• [GOAL OF THE EXERCISE] Give back the records below exactly, every one, with no pictures.

• [LISTED RECORDS]
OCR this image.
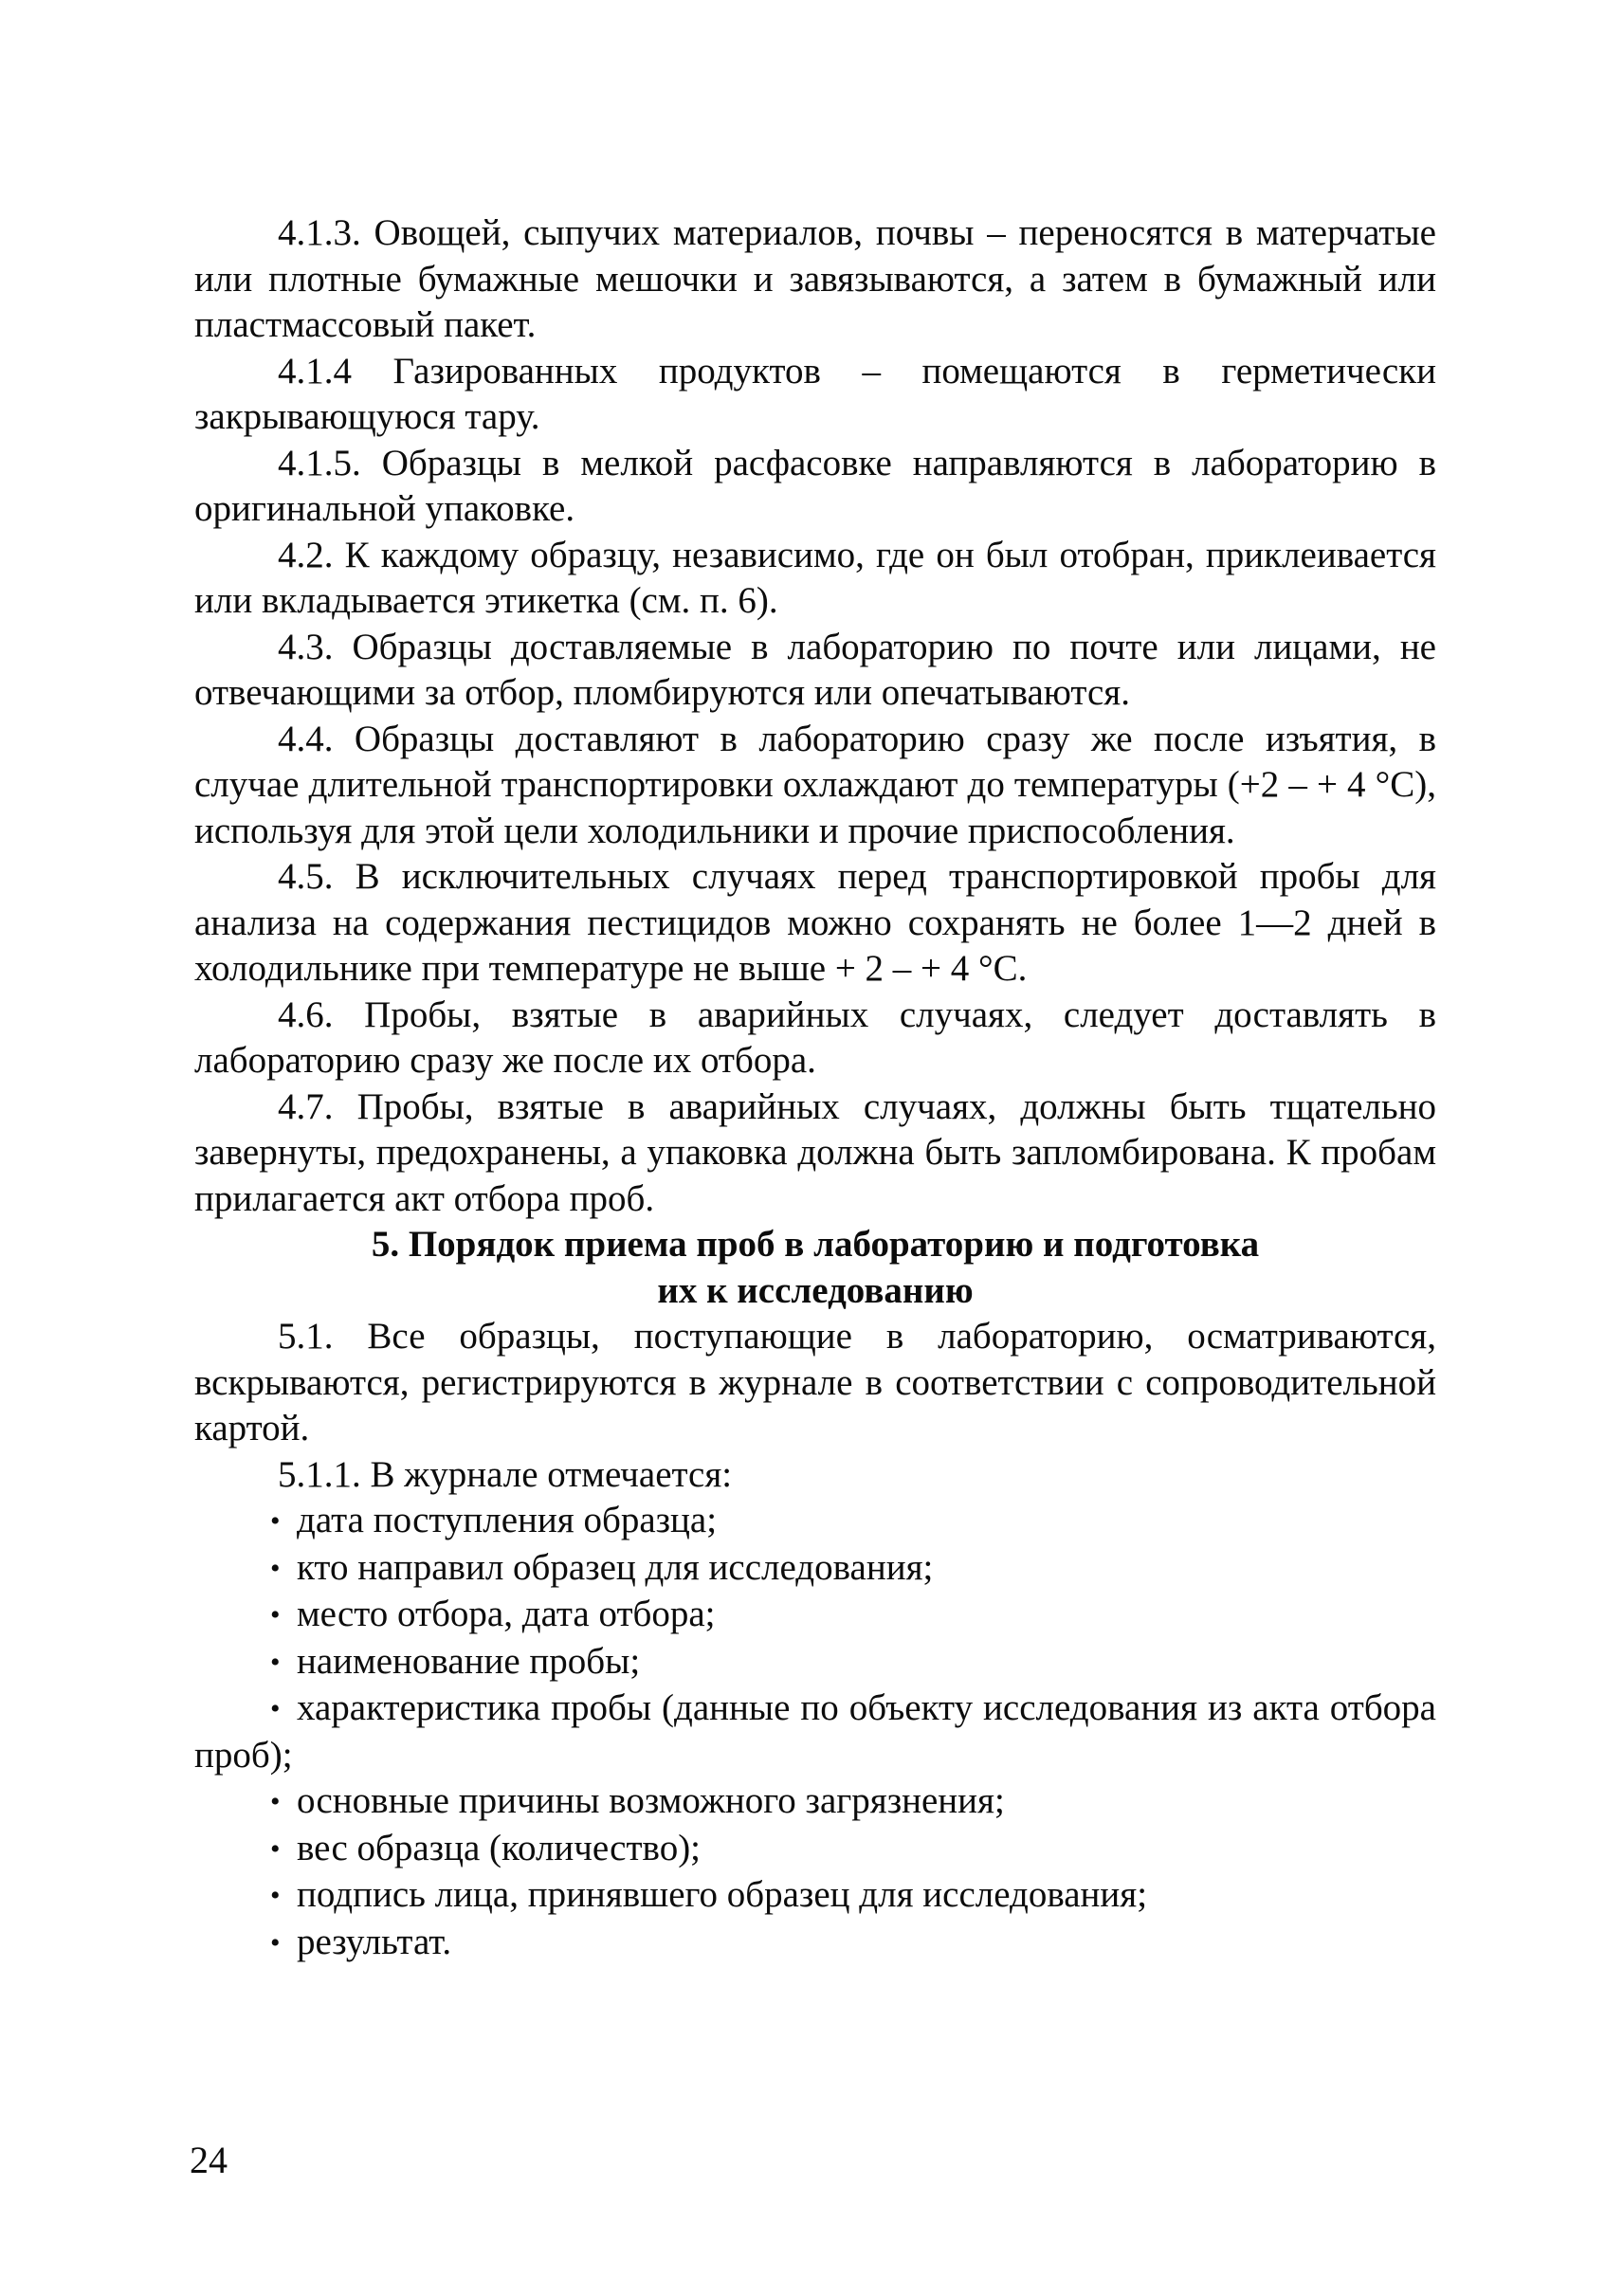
4.1.3. Овощей, сыпучих материалов, почвы – переносятся в матерчатые или плотные бумажные мешочки и завязываются, а затем в бумажный или пластмассовый пакет.

4.1.4 Газированных продуктов – помещаются в герметически закрывающуюся тару.

4.1.5. Образцы в мелкой расфасовке направляются в лабораторию в оригинальной упаковке.

4.2. К каждому образцу, независимо, где он был отобран, приклеивается или вкладывается этикетка (см. п. 6).

4.3. Образцы доставляемые в лабораторию по почте или лицами, не отвечающими за отбор, пломбируются или опечатываются.

4.4. Образцы доставляют в лабораторию сразу же после изъятия, в случае длительной транспортировки охлаждают до температуры (+2 – + 4 °С), используя для этой цели холодильники и прочие приспособления.

4.5. В исключительных случаях перед транспортировкой пробы для анализа на содержания пестицидов можно сохранять не более 1—2 дней в холодильнике при температуре не выше + 2 – + 4 °С.

4.6. Пробы, взятые в аварийных случаях, следует доставлять в лабораторию сразу же после их отбора.

4.7. Пробы, взятые в аварийных случаях, должны быть тщательно завернуты, предохранены, а упаковка должна быть запломбирована. К пробам прилагается акт отбора проб.

5. Порядок приема проб в лабораторию и подготовка
их к исследованию

5.1. Все образцы, поступающие в лабораторию, осматриваются, вскрываются, регистрируются в журнале в соответствии с сопроводительной картой.

5.1.1. В журнале отмечается:

• дата поступления образца;
• кто направил образец для исследования;
• место отбора, дата отбора;
• наименование пробы;
• характеристика пробы (данные по объекту исследования из акта отбора проб);
• основные причины возможного загрязнения;
• вес образца (количество);
• подпись лица, принявшего образец для исследования;
• результат.
24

• [THE SOLUTION]
OCR this image.
4.1.3. Овощей, сыпучих материалов, почвы – переносятся в матерчатые или плотные бумажные мешочки и завязываются, а затем в бумажный или пластмассовый пакет.

4.1.4 Газированных продуктов – помещаются в герметически закрывающуюся тару.

4.1.5. Образцы в мелкой расфасовке направляются в лабораторию в оригинальной упаковке.

4.2. К каждому образцу, независимо, где он был отобран, приклеивается или вкладывается этикетка (см. п. 6).

4.3. Образцы доставляемые в лабораторию по почте или лицами, не отвечающими за отбор, пломбируются или опечатываются.

4.4. Образцы доставляют в лабораторию сразу же после изъятия, в случае длительной транспортировки охлаждают до температуры (+2 – + 4 °С), используя для этой цели холодильники и прочие приспособления.

4.5. В исключительных случаях перед транспортировкой пробы для анализа на содержания пестицидов можно сохранять не более 1—2 дней в холодильнике при температуре не выше + 2 – + 4 °С.

4.6. Пробы, взятые в аварийных случаях, следует доставлять в лабораторию сразу же после их отбора.

4.7. Пробы, взятые в аварийных случаях, должны быть тщательно завернуты, предохранены, а упаковка должна быть запломбирована. К пробам прилагается акт отбора проб.

5. Порядок приема проб в лабораторию и подготовка
их к исследованию

5.1. Все образцы, поступающие в лабораторию, осматриваются, вскрываются, регистрируются в журнале в соответствии с сопроводительной картой.

5.1.1. В журнале отмечается:

• дата поступления образца;
• кто направил образец для исследования;
• место отбора, дата отбора;
• наименование пробы;
• характеристика пробы (данные по объекту исследования из акта отбора проб);
• основные причины возможного загрязнения;
• вес образца (количество);
• подпись лица, принявшего образец для исследования;
• результат.
24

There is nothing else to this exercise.